_Exercise requirements_:
Would you repeat the listing exactly but omit every picture?

[Saved entries]
===============
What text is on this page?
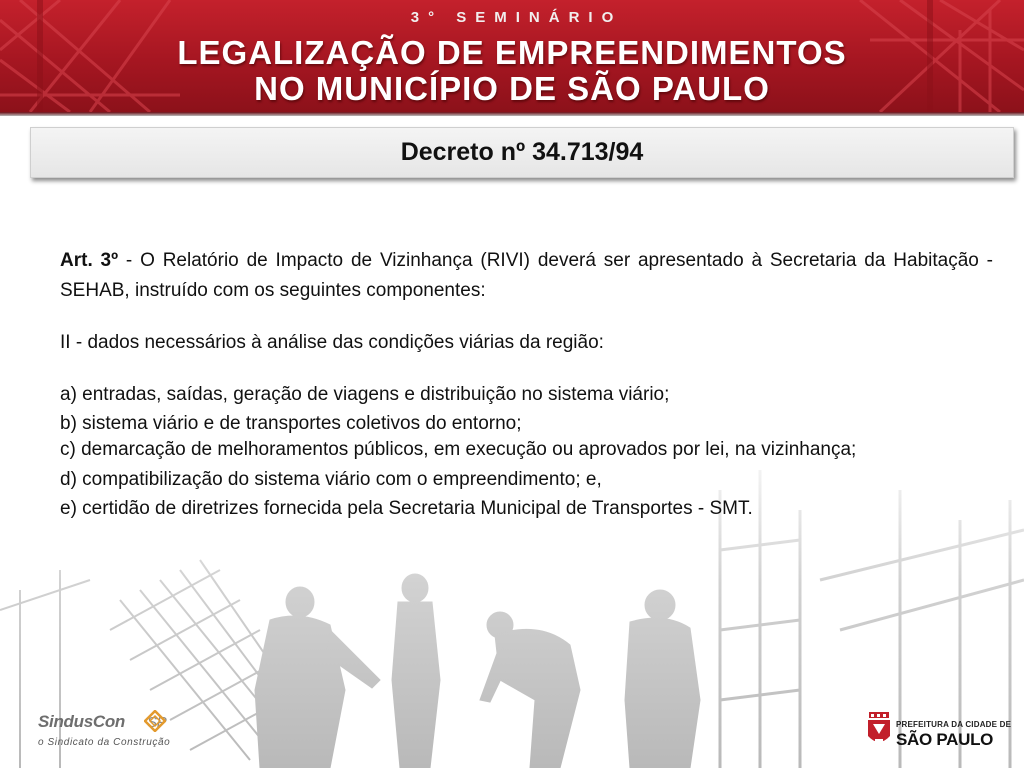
3° SEMINÁRIO
LEGALIZAÇÃO DE EMPREENDIMENTOS
NO MUNICÍPIO DE SÃO PAULO
Decreto nº 34.713/94

Art. 3º - O Relatório de Impacto de Vizinhança (RIVI) deverá ser apresentado à Secretaria da Habitação - SEHAB, instruído com os seguintes componentes:

II - dados necessários à análise das condições viárias da região:

a) entradas, saídas, geração de viagens e distribuição no sistema viário;

b) sistema viário e de transportes coletivos do entorno;

c) demarcação de melhoramentos públicos, em execução ou aprovados por lei, na vizinhança;

d) compatibilização do sistema viário com o empreendimento; e,

e) certidão de diretrizes fornecida pela Secretaria Municipal de Transportes - SMT.

SindusCon SP
o Sindicato da Construção
PREFEITURA DA CIDADE DE
SÃO PAULO
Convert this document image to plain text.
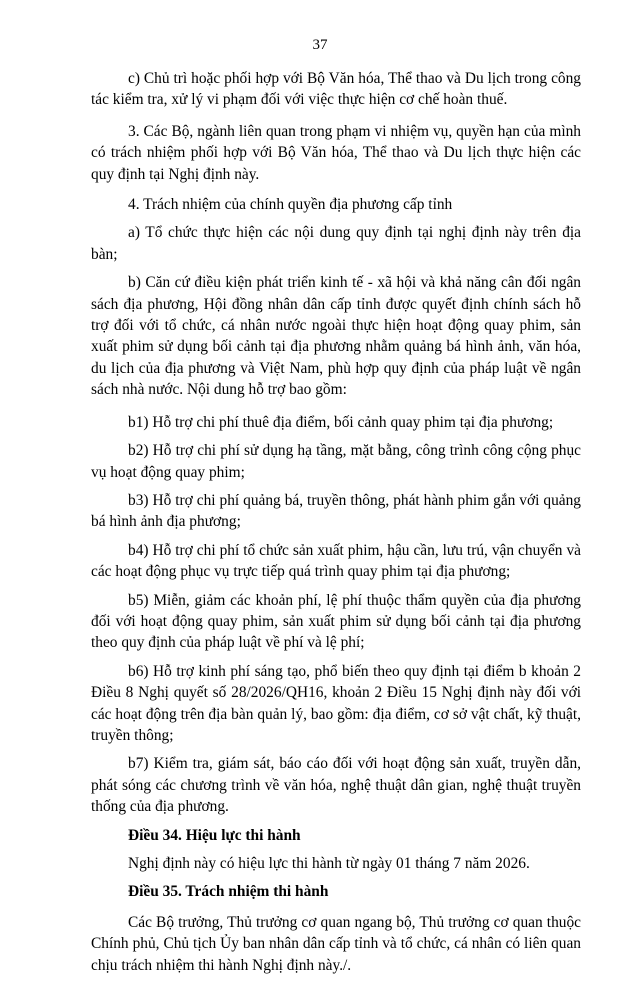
37

c) Chủ trì hoặc phối hợp với Bộ Văn hóa, Thể thao và Du lịch trong công tác kiểm tra, xử lý vi phạm đối với việc thực hiện cơ chế hoàn thuế.

3. Các Bộ, ngành liên quan trong phạm vi nhiệm vụ, quyền hạn của mình có trách nhiệm phối hợp với Bộ Văn hóa, Thể thao và Du lịch thực hiện các quy định tại Nghị định này.

4. Trách nhiệm của chính quyền địa phương cấp tỉnh

a) Tổ chức thực hiện các nội dung quy định tại nghị định này trên địa bàn;

b) Căn cứ điều kiện phát triển kinh tế - xã hội và khả năng cân đối ngân sách địa phương, Hội đồng nhân dân cấp tỉnh được quyết định chính sách hỗ trợ đối với tổ chức, cá nhân nước ngoài thực hiện hoạt động quay phim, sản xuất phim sử dụng bối cảnh tại địa phương nhằm quảng bá hình ảnh, văn hóa, du lịch của địa phương và Việt Nam, phù hợp quy định của pháp luật về ngân sách nhà nước. Nội dung hỗ trợ bao gồm:

b1) Hỗ trợ chi phí thuê địa điểm, bối cảnh quay phim tại địa phương;

b2) Hỗ trợ chi phí sử dụng hạ tầng, mặt bằng, công trình công cộng phục vụ hoạt động quay phim;

b3) Hỗ trợ chi phí quảng bá, truyền thông, phát hành phim gắn với quảng bá hình ảnh địa phương;

b4) Hỗ trợ chi phí tổ chức sản xuất phim, hậu cần, lưu trú, vận chuyển và các hoạt động phục vụ trực tiếp quá trình quay phim tại địa phương;

b5) Miễn, giảm các khoản phí, lệ phí thuộc thẩm quyền của địa phương đối với hoạt động quay phim, sản xuất phim sử dụng bối cảnh tại địa phương theo quy định của pháp luật về phí và lệ phí;

b6) Hỗ trợ kinh phí sáng tạo, phổ biến theo quy định tại điểm b khoản 2 Điều 8 Nghị quyết số 28/2026/QH16, khoản 2 Điều 15 Nghị định này đối với các hoạt động trên địa bàn quản lý, bao gồm: địa điểm, cơ sở vật chất, kỹ thuật, truyền thông;

b7) Kiểm tra, giám sát, báo cáo đối với hoạt động sản xuất, truyền dẫn, phát sóng các chương trình về văn hóa, nghệ thuật dân gian, nghệ thuật truyền thống của địa phương.

Điều 34. Hiệu lực thi hành

Nghị định này có hiệu lực thi hành từ ngày 01 tháng 7 năm 2026.

Điều 35. Trách nhiệm thi hành

Các Bộ trưởng, Thủ trưởng cơ quan ngang bộ, Thủ trưởng cơ quan thuộc Chính phủ, Chủ tịch Ủy ban nhân dân cấp tỉnh và tổ chức, cá nhân có liên quan chịu trách nhiệm thi hành Nghị định này./.
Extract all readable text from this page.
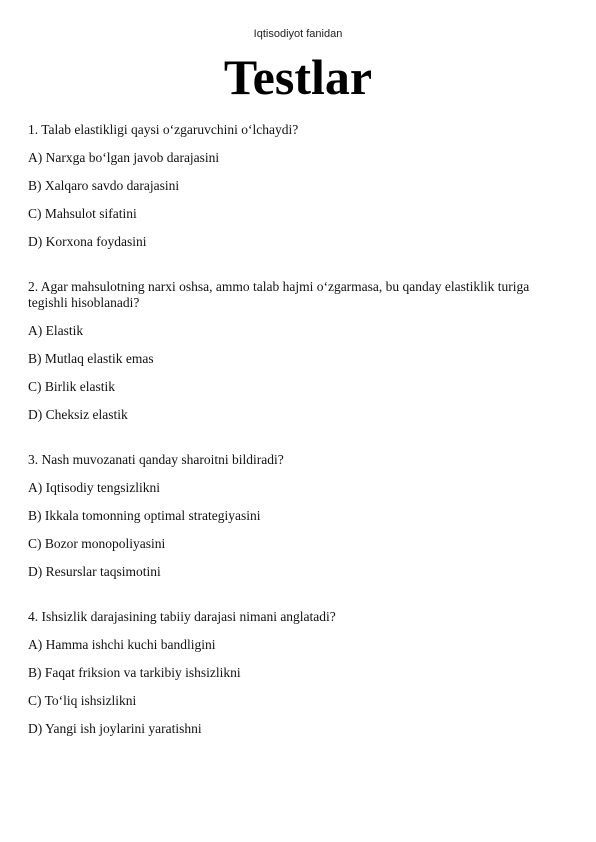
Iqtisodiyot fanidan
Testlar
1. Talab elastikligi qaysi o‘zgaruvchini o‘lchaydi?
A) Narxga bo‘lgan javob darajasini
B) Xalqaro savdo darajasini
C) Mahsulot sifatini
D) Korxona foydasini
2. Agar mahsulotning narxi oshsa, ammo talab hajmi o‘zgarmasa, bu qanday elastiklik turiga tegishli hisoblanadi?
A) Elastik
B) Mutlaq elastik emas
C) Birlik elastik
D) Cheksiz elastik
3. Nash muvozanati qanday sharoitni bildiradi?
A) Iqtisodiy tengsizlikni
B) Ikkala tomonning optimal strategiyasini
C) Bozor monopoliyasini
D) Resurslar taqsimotini
4. Ishsizlik darajasining tabiiy darajasi nimani anglatadi?
A) Hamma ishchi kuchi bandligini
B) Faqat friksion va tarkibiy ishsizlikni
C) To‘liq ishsizlikni
D) Yangi ish joylarini yaratishni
===============
_Written response_:
What text is on this page?
3° SEMINÁRIO
LEGALIZAÇÃO DE EMPREENDIMENTOS
NO MUNICÍPIO DE SÃO PAULO
Decreto nº 34.713/94

Art. 3º - O Relatório de Impacto de Vizinhança (RIVI) deverá ser apresentado à Secretaria da Habitação - SEHAB, instruído com os seguintes componentes:

II - dados necessários à análise das condições viárias da região:

a) entradas, saídas, geração de viagens e distribuição no sistema viário;

b) sistema viário e de transportes coletivos do entorno;

c) demarcação de melhoramentos públicos, em execução ou aprovados por lei, na vizinhança;

d) compatibilização do sistema viário com o empreendimento; e,

e) certidão de diretrizes fornecida pela Secretaria Municipal de Transportes - SMT.

SindusCon SP
o Sindicato da Construção
PREFEITURA DA CIDADE DE
SÃO PAULO
Convert this document image to plain text.
37

c) Chủ trì hoặc phối hợp với Bộ Văn hóa, Thể thao và Du lịch trong công tác kiểm tra, xử lý vi phạm đối với việc thực hiện cơ chế hoàn thuế.

3. Các Bộ, ngành liên quan trong phạm vi nhiệm vụ, quyền hạn của mình có trách nhiệm phối hợp với Bộ Văn hóa, Thể thao và Du lịch thực hiện các quy định tại Nghị định này.

4. Trách nhiệm của chính quyền địa phương cấp tỉnh

a) Tổ chức thực hiện các nội dung quy định tại nghị định này trên địa bàn;

b) Căn cứ điều kiện phát triển kinh tế - xã hội và khả năng cân đối ngân sách địa phương, Hội đồng nhân dân cấp tỉnh được quyết định chính sách hỗ trợ đối với tổ chức, cá nhân nước ngoài thực hiện hoạt động quay phim, sản xuất phim sử dụng bối cảnh tại địa phương nhằm quảng bá hình ảnh, văn hóa, du lịch của địa phương và Việt Nam, phù hợp quy định của pháp luật về ngân sách nhà nước. Nội dung hỗ trợ bao gồm:

b1) Hỗ trợ chi phí thuê địa điểm, bối cảnh quay phim tại địa phương;

b2) Hỗ trợ chi phí sử dụng hạ tầng, mặt bằng, công trình công cộng phục vụ hoạt động quay phim;

b3) Hỗ trợ chi phí quảng bá, truyền thông, phát hành phim gắn với quảng bá hình ảnh địa phương;

b4) Hỗ trợ chi phí tổ chức sản xuất phim, hậu cần, lưu trú, vận chuyển và các hoạt động phục vụ trực tiếp quá trình quay phim tại địa phương;

b5) Miễn, giảm các khoản phí, lệ phí thuộc thẩm quyền của địa phương đối với hoạt động quay phim, sản xuất phim sử dụng bối cảnh tại địa phương theo quy định của pháp luật về phí và lệ phí;

b6) Hỗ trợ kinh phí sáng tạo, phổ biến theo quy định tại điểm b khoản 2 Điều 8 Nghị quyết số 28/2026/QH16, khoản 2 Điều 15 Nghị định này đối với các hoạt động trên địa bàn quản lý, bao gồm: địa điểm, cơ sở vật chất, kỹ thuật, truyền thông;

b7) Kiểm tra, giám sát, báo cáo đối với hoạt động sản xuất, truyền dẫn, phát sóng các chương trình về văn hóa, nghệ thuật dân gian, nghệ thuật truyền thống của địa phương.

Điều 34. Hiệu lực thi hành

Nghị định này có hiệu lực thi hành từ ngày 01 tháng 7 năm 2026.

Điều 35. Trách nhiệm thi hành

Các Bộ trưởng, Thủ trưởng cơ quan ngang bộ, Thủ trưởng cơ quan thuộc Chính phủ, Chủ tịch Ủy ban nhân dân cấp tỉnh và tổ chức, cá nhân có liên quan chịu trách nhiệm thi hành Nghị định này./.
Extract all readable text from this page.
Iqtisodiyot fanidan
Testlar
1. Talab elastikligi qaysi o‘zgaruvchini o‘lchaydi?
A) Narxga bo‘lgan javob darajasini
B) Xalqaro savdo darajasini
C) Mahsulot sifatini
D) Korxona foydasini
2. Agar mahsulotning narxi oshsa, ammo talab hajmi o‘zgarmasa, bu qanday elastiklik turiga tegishli hisoblanadi?
A) Elastik
B) Mutlaq elastik emas
C) Birlik elastik
D) Cheksiz elastik
3. Nash muvozanati qanday sharoitni bildiradi?
A) Iqtisodiy tengsizlikni
B) Ikkala tomonning optimal strategiyasini
C) Bozor monopoliyasini
D) Resurslar taqsimotini
4. Ishsizlik darajasining tabiiy darajasi nimani anglatadi?
A) Hamma ishchi kuchi bandligini
B) Faqat friksion va tarkibiy ishsizlikni
C) To‘liq ishsizlikni
D) Yangi ish joylarini yaratishni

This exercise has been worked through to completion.